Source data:
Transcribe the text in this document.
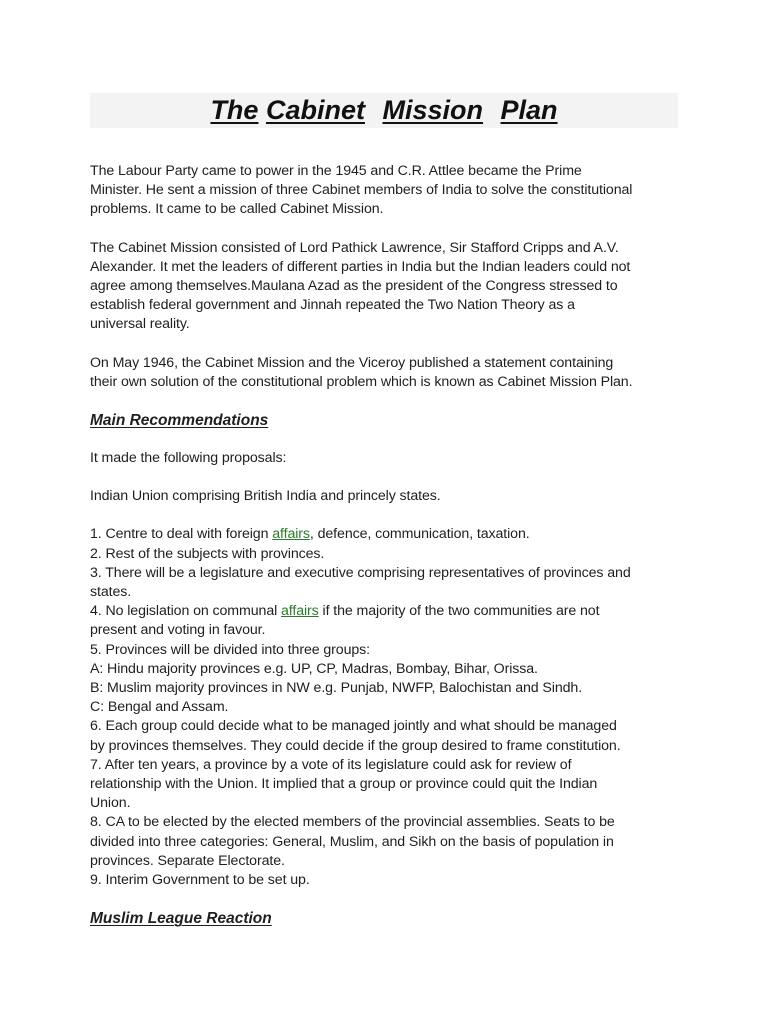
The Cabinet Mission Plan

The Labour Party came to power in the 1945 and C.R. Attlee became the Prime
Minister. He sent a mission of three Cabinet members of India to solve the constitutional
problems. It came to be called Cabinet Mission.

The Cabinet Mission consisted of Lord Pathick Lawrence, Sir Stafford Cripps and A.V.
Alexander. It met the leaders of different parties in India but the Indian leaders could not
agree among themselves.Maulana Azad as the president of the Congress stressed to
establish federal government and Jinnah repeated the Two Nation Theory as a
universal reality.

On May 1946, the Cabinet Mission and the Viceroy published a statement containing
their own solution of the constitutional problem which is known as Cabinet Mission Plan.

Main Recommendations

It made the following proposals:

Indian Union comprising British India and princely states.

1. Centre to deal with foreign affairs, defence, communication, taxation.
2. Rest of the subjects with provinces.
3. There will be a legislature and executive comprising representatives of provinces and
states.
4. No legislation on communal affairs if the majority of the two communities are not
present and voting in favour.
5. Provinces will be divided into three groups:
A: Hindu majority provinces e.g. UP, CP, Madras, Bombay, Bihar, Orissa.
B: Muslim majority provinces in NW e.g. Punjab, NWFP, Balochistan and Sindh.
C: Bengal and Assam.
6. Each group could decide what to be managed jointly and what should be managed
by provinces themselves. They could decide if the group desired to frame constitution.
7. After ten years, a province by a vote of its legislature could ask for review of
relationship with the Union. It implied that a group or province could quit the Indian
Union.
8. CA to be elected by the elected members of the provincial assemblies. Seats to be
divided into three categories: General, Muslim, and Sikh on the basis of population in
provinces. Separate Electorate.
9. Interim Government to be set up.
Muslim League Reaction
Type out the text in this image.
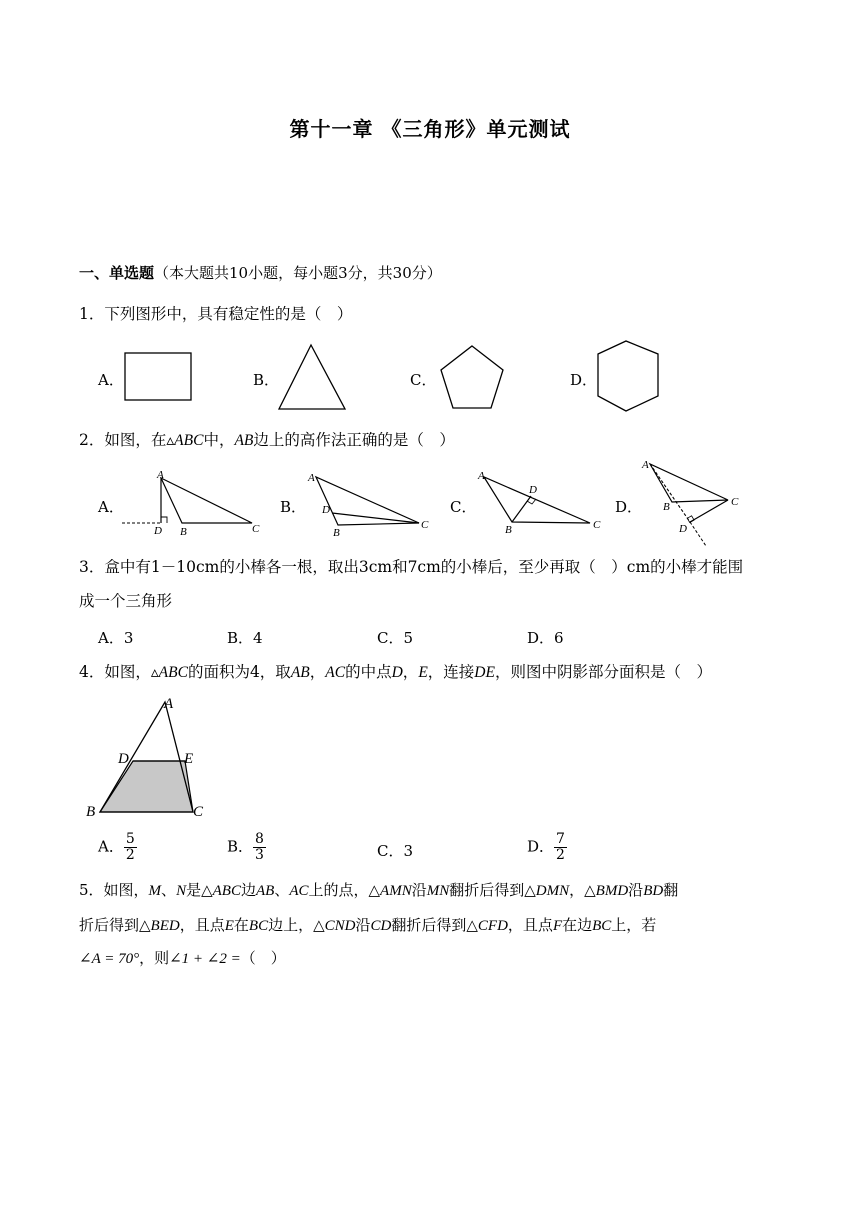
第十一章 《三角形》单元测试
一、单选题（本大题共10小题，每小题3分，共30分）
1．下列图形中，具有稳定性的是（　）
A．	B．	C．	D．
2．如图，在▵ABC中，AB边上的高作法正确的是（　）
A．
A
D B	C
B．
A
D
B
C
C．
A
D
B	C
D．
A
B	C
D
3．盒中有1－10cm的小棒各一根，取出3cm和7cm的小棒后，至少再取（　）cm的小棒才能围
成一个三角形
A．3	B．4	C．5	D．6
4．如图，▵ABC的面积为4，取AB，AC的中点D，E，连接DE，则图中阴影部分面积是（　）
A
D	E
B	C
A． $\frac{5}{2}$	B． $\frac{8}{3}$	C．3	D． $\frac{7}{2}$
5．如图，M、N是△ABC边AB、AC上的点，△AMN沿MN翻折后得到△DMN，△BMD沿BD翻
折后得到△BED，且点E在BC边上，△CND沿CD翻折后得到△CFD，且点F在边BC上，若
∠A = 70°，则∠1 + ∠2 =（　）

[Set task]: Every entry must be written out exactly, with all pictures left out.

[Written solution]:
Transcribe the text in this document.
The Cabinet Mission Plan

The Labour Party came to power in the 1945 and C.R. Attlee became the Prime
Minister. He sent a mission of three Cabinet members of India to solve the constitutional
problems. It came to be called Cabinet Mission.

The Cabinet Mission consisted of Lord Pathick Lawrence, Sir Stafford Cripps and A.V.
Alexander. It met the leaders of different parties in India but the Indian leaders could not
agree among themselves.Maulana Azad as the president of the Congress stressed to
establish federal government and Jinnah repeated the Two Nation Theory as a
universal reality.

On May 1946, the Cabinet Mission and the Viceroy published a statement containing
their own solution of the constitutional problem which is known as Cabinet Mission Plan.

Main Recommendations

It made the following proposals:

Indian Union comprising British India and princely states.

1. Centre to deal with foreign affairs, defence, communication, taxation.
2. Rest of the subjects with provinces.
3. There will be a legislature and executive comprising representatives of provinces and
states.
4. No legislation on communal affairs if the majority of the two communities are not
present and voting in favour.
5. Provinces will be divided into three groups:
A: Hindu majority provinces e.g. UP, CP, Madras, Bombay, Bihar, Orissa.
B: Muslim majority provinces in NW e.g. Punjab, NWFP, Balochistan and Sindh.
C: Bengal and Assam.
6. Each group could decide what to be managed jointly and what should be managed
by provinces themselves. They could decide if the group desired to frame constitution.
7. After ten years, a province by a vote of its legislature could ask for review of
relationship with the Union. It implied that a group or province could quit the Indian
Union.
8. CA to be elected by the elected members of the provincial assemblies. Seats to be
divided into three categories: General, Muslim, and Sikh on the basis of population in
provinces. Separate Electorate.
9. Interim Government to be set up.
Muslim League Reaction
Type out the text in this image.
第十一章 《三角形》单元测试
一、单选题（本大题共10小题，每小题3分，共30分）
1．下列图形中，具有稳定性的是（　）
A．	B．	C．	D．
2．如图，在▵ABC中，AB边上的高作法正确的是（　）
A．
A
D B	C
B．
A
D
B
C
C．
A
D
B	C
D．
A
B	C
D
3．盒中有1－10cm的小棒各一根，取出3cm和7cm的小棒后，至少再取（　）cm的小棒才能围
成一个三角形
A．3	B．4	C．5	D．6
4．如图，▵ABC的面积为4，取AB，AC的中点D，E，连接DE，则图中阴影部分面积是（　）
A
D	E
B	C
A． $\frac{5}{2}$	B． $\frac{8}{3}$	C．3	D． $\frac{7}{2}$
5．如图，M、N是△ABC边AB、AC上的点，△AMN沿MN翻折后得到△DMN，△BMD沿BD翻
折后得到△BED，且点E在BC边上，△CND沿CD翻折后得到△CFD，且点F在边BC上，若
∠A = 70°，则∠1 + ∠2 =（　）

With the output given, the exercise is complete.